Are you able to retype all the records below exactly?

•••••

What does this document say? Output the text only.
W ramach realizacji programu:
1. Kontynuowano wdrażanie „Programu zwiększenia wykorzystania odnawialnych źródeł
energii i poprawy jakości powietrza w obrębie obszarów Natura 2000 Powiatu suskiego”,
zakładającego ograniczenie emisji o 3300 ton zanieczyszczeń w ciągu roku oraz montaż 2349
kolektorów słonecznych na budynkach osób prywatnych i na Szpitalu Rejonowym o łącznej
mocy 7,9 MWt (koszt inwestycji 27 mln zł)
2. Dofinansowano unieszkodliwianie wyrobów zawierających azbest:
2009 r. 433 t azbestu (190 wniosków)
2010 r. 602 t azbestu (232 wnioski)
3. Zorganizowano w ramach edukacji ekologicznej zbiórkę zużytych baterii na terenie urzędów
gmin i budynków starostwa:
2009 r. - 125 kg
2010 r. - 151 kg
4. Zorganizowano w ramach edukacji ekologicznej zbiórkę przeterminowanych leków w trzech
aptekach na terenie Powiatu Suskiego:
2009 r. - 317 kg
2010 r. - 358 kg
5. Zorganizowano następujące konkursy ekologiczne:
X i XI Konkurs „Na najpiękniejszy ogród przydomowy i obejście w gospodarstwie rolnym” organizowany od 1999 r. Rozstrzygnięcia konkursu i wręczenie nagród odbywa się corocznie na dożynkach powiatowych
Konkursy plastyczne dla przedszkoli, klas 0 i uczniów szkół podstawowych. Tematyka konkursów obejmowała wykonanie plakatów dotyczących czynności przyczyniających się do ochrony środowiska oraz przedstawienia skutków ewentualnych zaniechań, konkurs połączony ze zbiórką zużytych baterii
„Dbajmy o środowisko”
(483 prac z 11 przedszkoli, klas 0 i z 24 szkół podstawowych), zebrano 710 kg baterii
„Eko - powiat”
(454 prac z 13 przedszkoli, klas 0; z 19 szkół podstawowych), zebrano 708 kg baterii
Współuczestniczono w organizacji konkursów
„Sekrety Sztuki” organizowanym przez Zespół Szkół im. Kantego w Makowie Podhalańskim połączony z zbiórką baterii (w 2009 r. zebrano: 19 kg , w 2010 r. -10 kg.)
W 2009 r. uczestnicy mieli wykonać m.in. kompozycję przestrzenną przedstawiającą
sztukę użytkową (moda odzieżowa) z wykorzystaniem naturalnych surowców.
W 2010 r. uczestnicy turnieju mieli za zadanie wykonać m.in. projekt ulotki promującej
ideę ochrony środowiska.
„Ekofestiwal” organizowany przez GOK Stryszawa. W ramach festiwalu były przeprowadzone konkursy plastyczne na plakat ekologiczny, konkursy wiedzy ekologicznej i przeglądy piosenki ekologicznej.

•••••

**RESULT**
What does this document say? Output the text only.
W ramach realizacji programu:
1. Kontynuowano wdrażanie „Programu zwiększenia wykorzystania odnawialnych źródeł
energii i poprawy jakości powietrza w obrębie obszarów Natura 2000 Powiatu suskiego”,
zakładającego ograniczenie emisji o 3300 ton zanieczyszczeń w ciągu roku oraz montaż 2349
kolektorów słonecznych na budynkach osób prywatnych i na Szpitalu Rejonowym o łącznej
mocy 7,9 MWt (koszt inwestycji 27 mln zł)
2. Dofinansowano unieszkodliwianie wyrobów zawierających azbest:
2009 r. 433 t azbestu (190 wniosków)
2010 r. 602 t azbestu (232 wnioski)
3. Zorganizowano w ramach edukacji ekologicznej zbiórkę zużytych baterii na terenie urzędów
gmin i budynków starostwa:
2009 r. - 125 kg
2010 r. - 151 kg
4. Zorganizowano w ramach edukacji ekologicznej zbiórkę przeterminowanych leków w trzech
aptekach na terenie Powiatu Suskiego:
2009 r. - 317 kg
2010 r. - 358 kg
5. Zorganizowano następujące konkursy ekologiczne:
X i XI Konkurs „Na najpiękniejszy ogród przydomowy i obejście w gospodarstwie rolnym” organizowany od 1999 r. Rozstrzygnięcia konkursu i wręczenie nagród odbywa się corocznie na dożynkach powiatowych
Konkursy plastyczne dla przedszkoli, klas 0 i uczniów szkół podstawowych. Tematyka konkursów obejmowała wykonanie plakatów dotyczących czynności przyczyniających się do ochrony środowiska oraz przedstawienia skutków ewentualnych zaniechań, konkurs połączony ze zbiórką zużytych baterii
„Dbajmy o środowisko”
(483 prac z 11 przedszkoli, klas 0 i z 24 szkół podstawowych), zebrano 710 kg baterii
„Eko - powiat”
(454 prac z 13 przedszkoli, klas 0; z 19 szkół podstawowych), zebrano 708 kg baterii
Współuczestniczono w organizacji konkursów
„Sekrety Sztuki” organizowanym przez Zespół Szkół im. Kantego w Makowie Podhalańskim połączony z zbiórką baterii (w 2009 r. zebrano: 19 kg , w 2010 r. -10 kg.)
W 2009 r. uczestnicy mieli wykonać m.in. kompozycję przestrzenną przedstawiającą
sztukę użytkową (moda odzieżowa) z wykorzystaniem naturalnych surowców.
W 2010 r. uczestnicy turnieju mieli za zadanie wykonać m.in. projekt ulotki promującej
ideę ochrony środowiska.
„Ekofestiwal” organizowany przez GOK Stryszawa. W ramach festiwalu były przeprowadzone konkursy plastyczne na plakat ekologiczny, konkursy wiedzy ekologicznej i przeglądy piosenki ekologicznej.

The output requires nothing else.